# TASK OBJECTIVE
Each line of the listing that contains the word "name" is to be copied.

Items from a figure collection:

--------------------------------

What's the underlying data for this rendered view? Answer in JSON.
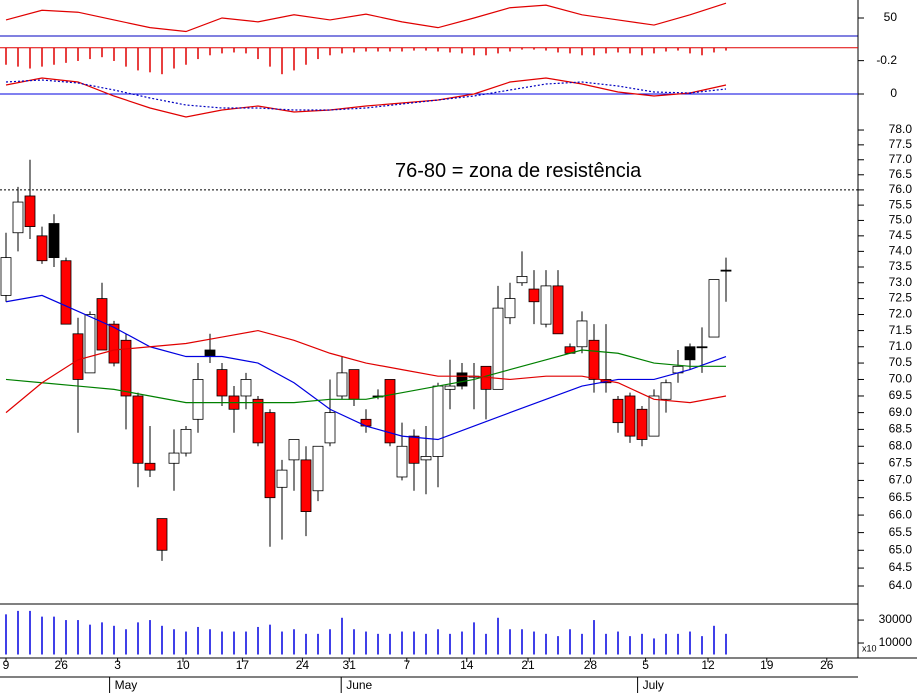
{
  "chart_data": [
    {
      "type": "line",
      "ylim": [
        22,
        78
      ],
      "yticks": [
        50
      ],
      "series": [
        {
          "name": "RSI",
          "color": "#e00000",
          "x": [
            0,
            3,
            6,
            9,
            12,
            15,
            18,
            21,
            24,
            27,
            30,
            33,
            36,
            39,
            42,
            45,
            48,
            51,
            54,
            57,
            60
          ],
          "values": [
            47,
            62,
            59,
            47,
            35,
            29,
            50,
            44,
            55,
            47,
            56,
            44,
            35,
            50,
            66,
            70,
            55,
            47,
            39,
            55,
            73
          ]
        }
      ]
    },
    {
      "type": "bar",
      "ylim": [
        -0.5,
        0.05
      ],
      "yticks": [
        -0.2
      ],
      "color": "#e00000",
      "values": [
        -0.18,
        -0.2,
        -0.22,
        -0.2,
        -0.18,
        -0.16,
        -0.14,
        -0.12,
        -0.1,
        -0.14,
        -0.2,
        -0.24,
        -0.26,
        -0.28,
        -0.22,
        -0.18,
        -0.12,
        -0.08,
        -0.06,
        -0.05,
        -0.06,
        -0.12,
        -0.2,
        -0.28,
        -0.24,
        -0.18,
        -0.12,
        -0.08,
        -0.06,
        -0.05,
        -0.04,
        -0.04,
        -0.04,
        -0.04,
        -0.03,
        -0.03,
        -0.04,
        -0.05,
        -0.06,
        -0.08,
        -0.08,
        -0.06,
        -0.04,
        -0.02,
        -0.02,
        -0.03,
        -0.05,
        -0.06,
        -0.08,
        -0.08,
        -0.06,
        -0.05,
        -0.06,
        -0.08,
        -0.06,
        -0.04,
        -0.03,
        -0.06,
        -0.08,
        -0.05,
        -0.03
      ]
    },
    {
      "type": "line",
      "ylim": [
        -0.3,
        0.35
      ],
      "yticks": [
        0
      ],
      "series": [
        {
          "name": "MACD",
          "color": "#e00000",
          "x": [
            0,
            3,
            6,
            9,
            12,
            15,
            18,
            21,
            24,
            27,
            30,
            33,
            36,
            39,
            42,
            45,
            48,
            51,
            54,
            57,
            60
          ],
          "values": [
            0.09,
            0.16,
            0.12,
            -0.02,
            -0.14,
            -0.23,
            -0.16,
            -0.12,
            -0.18,
            -0.16,
            -0.12,
            -0.09,
            -0.06,
            0,
            0.12,
            0.16,
            0.1,
            0.02,
            -0.02,
            0.01,
            0.09
          ]
        },
        {
          "name": "Signal",
          "color": "#0000c0",
          "dashed": true,
          "x": [
            0,
            3,
            6,
            9,
            12,
            15,
            18,
            21,
            24,
            27,
            30,
            33,
            36,
            39,
            42,
            45,
            48,
            51,
            54,
            57,
            60
          ],
          "values": [
            0.12,
            0.14,
            0.11,
            0.04,
            -0.04,
            -0.11,
            -0.14,
            -0.14,
            -0.16,
            -0.16,
            -0.14,
            -0.1,
            -0.06,
            -0.02,
            0.04,
            0.1,
            0.12,
            0.08,
            0.02,
            0.01,
            0.05
          ]
        }
      ]
    },
    {
      "type": "candlestick",
      "log_scale": true,
      "ylim": [
        63.53,
        78.34
      ],
      "xlim": [
        -0.5,
        71
      ],
      "yticks": [
        {
          "value": 78,
          "label": "78.0"
        },
        {
          "value": 77.5,
          "label": "77.5"
        },
        {
          "value": 77,
          "label": "77.0"
        },
        {
          "value": 76.5,
          "label": "76.5"
        },
        {
          "value": 76,
          "label": "76.0"
        },
        {
          "value": 75.5,
          "label": "75.5"
        },
        {
          "value": 75,
          "label": "75.0"
        },
        {
          "value": 74.5,
          "label": "74.5"
        },
        {
          "value": 74,
          "label": "74.0"
        },
        {
          "value": 73.5,
          "label": "73.5"
        },
        {
          "value": 73,
          "label": "73.0"
        },
        {
          "value": 72.5,
          "label": "72.5"
        },
        {
          "value": 72,
          "label": "72.0"
        },
        {
          "value": 71.5,
          "label": "71.5"
        },
        {
          "value": 71,
          "label": "71.0"
        },
        {
          "value": 70.5,
          "label": "70.5"
        },
        {
          "value": 70,
          "label": "70.0"
        },
        {
          "value": 69.5,
          "label": "69.5"
        },
        {
          "value": 69,
          "label": "69.0"
        },
        {
          "value": 68.5,
          "label": "68.5"
        },
        {
          "value": 68,
          "label": "68.0"
        },
        {
          "value": 67.5,
          "label": "67.5"
        },
        {
          "value": 67,
          "label": "67.0"
        },
        {
          "value": 66.5,
          "label": "66.5"
        },
        {
          "value": 66,
          "label": "66.0"
        },
        {
          "value": 65.5,
          "label": "65.5"
        },
        {
          "value": 65,
          "label": "65.0"
        },
        {
          "value": 64.5,
          "label": "64.5"
        },
        {
          "value": 64,
          "label": "64.0"
        }
      ],
      "xticks": [
        {
          "value": 0,
          "label": "9"
        },
        {
          "value": 4.6,
          "label": "26"
        },
        {
          "value": 9.3,
          "label": "3"
        },
        {
          "value": 14.75,
          "label": "10"
        },
        {
          "value": 19.7,
          "label": "17"
        },
        {
          "value": 24.7,
          "label": "24"
        },
        {
          "value": 28.6,
          "label": "31"
        },
        {
          "value": 33.4,
          "label": "7"
        },
        {
          "value": 38.4,
          "label": "14"
        },
        {
          "value": 43.5,
          "label": "21"
        },
        {
          "value": 48.7,
          "label": "28"
        },
        {
          "value": 53.3,
          "label": "5"
        },
        {
          "value": 58.5,
          "label": "12"
        },
        {
          "value": 63.4,
          "label": "19"
        },
        {
          "value": 68.4,
          "label": "26"
        }
      ],
      "months": [
        {
          "value": 9.3,
          "label": "May"
        },
        {
          "value": 28.6,
          "label": "June"
        },
        {
          "value": 53.3,
          "label": "July"
        }
      ],
      "resistance_line": 76,
      "annotation": "76-80 = zona de resistência",
      "annotation_color": "#0000ff",
      "open": [
        72.6,
        74.6,
        75.8,
        74.5,
        74.9,
        73.7,
        71.4,
        70.2,
        72.5,
        71.7,
        71.2,
        69.5,
        67.5,
        65.9,
        67.5,
        67.8,
        68.8,
        70.9,
        70.3,
        69.5,
        69.5,
        69.4,
        69.0,
        66.8,
        67.6,
        67.6,
        66.7,
        68.1,
        69.5,
        70.3,
        68.8,
        69.5,
        70.0,
        67.1,
        68.3,
        67.6,
        67.7,
        69.7,
        70.2,
        70.1,
        70.4,
        69.7,
        71.9,
        73.0,
        72.8,
        71.7,
        72.9,
        71.0,
        71.0,
        71.2,
        70.0,
        69.4,
        69.5,
        69.1,
        68.3,
        69.4,
        70.2,
        71.0,
        71.0,
        71.3,
        73.4
      ],
      "high": [
        74.6,
        76.1,
        77.0,
        74.8,
        75.2,
        73.8,
        71.9,
        72.1,
        73.0,
        71.8,
        71.4,
        69.6,
        68.6,
        65.9,
        68.5,
        68.6,
        70.5,
        71.4,
        70.5,
        69.8,
        70.2,
        69.5,
        69.1,
        67.6,
        68.2,
        68.0,
        68.0,
        70.0,
        70.7,
        70.3,
        69.1,
        69.7,
        70.0,
        68.7,
        68.5,
        68.6,
        69.9,
        70.6,
        70.5,
        70.5,
        70.4,
        72.9,
        73.0,
        74.0,
        73.4,
        73.4,
        73.4,
        71.1,
        72.1,
        71.7,
        71.7,
        69.5,
        69.6,
        69.2,
        69.7,
        70.0,
        70.9,
        71.1,
        71.6,
        73.1,
        73.8
      ],
      "low": [
        72.4,
        74.0,
        74.4,
        73.6,
        73.5,
        71.7,
        68.4,
        70.2,
        70.9,
        70.4,
        68.5,
        66.8,
        67.1,
        64.7,
        66.7,
        67.7,
        68.4,
        70.5,
        69.2,
        68.4,
        69.1,
        68.0,
        65.1,
        65.3,
        66.7,
        65.4,
        66.4,
        68.0,
        69.4,
        69.2,
        68.4,
        69.4,
        68.0,
        67.0,
        66.7,
        66.6,
        66.8,
        69.1,
        69.7,
        69.1,
        68.8,
        69.7,
        71.7,
        72.9,
        71.7,
        71.6,
        71.4,
        70.8,
        70.8,
        69.6,
        69.6,
        68.4,
        68.1,
        68.0,
        68.3,
        69.0,
        69.9,
        70.3,
        70.2,
        71.3,
        72.4
      ],
      "close": [
        73.8,
        75.6,
        74.8,
        73.7,
        73.8,
        71.7,
        70.0,
        72.0,
        70.9,
        70.5,
        69.5,
        67.5,
        67.3,
        65.0,
        67.8,
        68.5,
        70.0,
        70.7,
        69.5,
        69.1,
        70.0,
        68.1,
        66.5,
        67.3,
        68.2,
        66.1,
        68.0,
        69.0,
        70.2,
        69.4,
        68.6,
        69.5,
        68.1,
        68.0,
        67.5,
        67.7,
        69.8,
        69.8,
        69.8,
        70.1,
        69.7,
        72.2,
        72.5,
        73.2,
        72.4,
        72.9,
        71.4,
        70.8,
        71.8,
        70.0,
        69.9,
        68.7,
        68.3,
        68.2,
        69.5,
        69.9,
        70.4,
        70.6,
        71.0,
        73.1,
        73.4
      ],
      "colors": [
        "#ffffff",
        "#ffffff",
        "#ff0000",
        "#ff0000",
        "#000000",
        "#ff0000",
        "#ff0000",
        "#ffffff",
        "#ff0000",
        "#ff0000",
        "#ff0000",
        "#ff0000",
        "#ff0000",
        "#ff0000",
        "#ffffff",
        "#ffffff",
        "#ffffff",
        "#000000",
        "#ff0000",
        "#ff0000",
        "#ffffff",
        "#ff0000",
        "#ff0000",
        "#ffffff",
        "#ffffff",
        "#ff0000",
        "#ffffff",
        "#ffffff",
        "#ffffff",
        "#ff0000",
        "#ff0000",
        "#000000",
        "#ff0000",
        "#ffffff",
        "#ff0000",
        "#ffffff",
        "#ffffff",
        "#ffffff",
        "#000000",
        "#ffffff",
        "#ff0000",
        "#ffffff",
        "#ffffff",
        "#ffffff",
        "#ff0000",
        "#ffffff",
        "#ff0000",
        "#ff0000",
        "#ffffff",
        "#ff0000",
        "#ff0000",
        "#ff0000",
        "#ff0000",
        "#ff0000",
        "#ffffff",
        "#ffffff",
        "#ffffff",
        "#000000",
        "#000000",
        "#ffffff",
        "#000000"
      ],
      "series": [
        {
          "name": "MA short",
          "color": "#0000e0",
          "x": [
            0,
            3,
            6,
            9,
            12,
            15,
            18,
            21,
            24,
            27,
            30,
            33,
            36,
            39,
            42,
            45,
            48,
            51,
            54,
            57,
            60
          ],
          "values": [
            72.4,
            72.6,
            72.1,
            71.6,
            71.0,
            70.7,
            70.7,
            70.5,
            69.9,
            69.1,
            68.6,
            68.3,
            68.2,
            68.6,
            69.0,
            69.4,
            69.8,
            70.0,
            70.0,
            70.3,
            70.7
          ]
        },
        {
          "name": "MA long",
          "color": "#008000",
          "x": [
            0,
            3,
            6,
            9,
            12,
            15,
            18,
            21,
            24,
            27,
            30,
            33,
            36,
            39,
            42,
            45,
            48,
            51,
            54,
            57,
            60
          ],
          "values": [
            70.0,
            69.9,
            69.8,
            69.7,
            69.5,
            69.3,
            69.3,
            69.3,
            69.3,
            69.4,
            69.4,
            69.6,
            69.8,
            70.0,
            70.3,
            70.6,
            70.9,
            70.8,
            70.5,
            70.4,
            70.4
          ]
        },
        {
          "name": "MA mid",
          "color": "#e00000",
          "x": [
            0,
            3,
            6,
            9,
            12,
            15,
            18,
            21,
            24,
            27,
            30,
            33,
            36,
            39,
            42,
            45,
            48,
            51,
            54,
            57,
            60
          ],
          "values": [
            69.0,
            69.9,
            70.6,
            70.9,
            71.0,
            71.1,
            71.3,
            71.5,
            71.2,
            70.8,
            70.5,
            70.3,
            70.1,
            70.1,
            70.0,
            70.1,
            70.1,
            69.9,
            69.4,
            69.3,
            69.5
          ]
        }
      ]
    },
    {
      "type": "bar",
      "ylim": [
        0,
        44000
      ],
      "yticks": [
        30000,
        10000
      ],
      "color": "#0000e0",
      "multiplier_label": "x10",
      "values": [
        35000,
        38000,
        38000,
        33000,
        33000,
        30000,
        30000,
        26000,
        28000,
        25000,
        22000,
        28000,
        30000,
        25000,
        22000,
        20000,
        24000,
        22000,
        20000,
        20000,
        20000,
        24000,
        26000,
        20000,
        22000,
        18000,
        18000,
        22000,
        32000,
        22000,
        20000,
        18000,
        18000,
        20000,
        20000,
        18000,
        22000,
        18000,
        20000,
        28000,
        18000,
        32000,
        22000,
        22000,
        20000,
        18000,
        16000,
        22000,
        18000,
        30000,
        18000,
        20000,
        16000,
        18000,
        14000,
        18000,
        18000,
        20000,
        16000,
        25000,
        18000
      ]
    }
  ]
}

--------------------------------

# REPLY
          "name": "RSI",
          "name": "MACD",
          "name": "Signal",
          "name": "MA short",
          "name": "MA long",
          "name": "MA mid",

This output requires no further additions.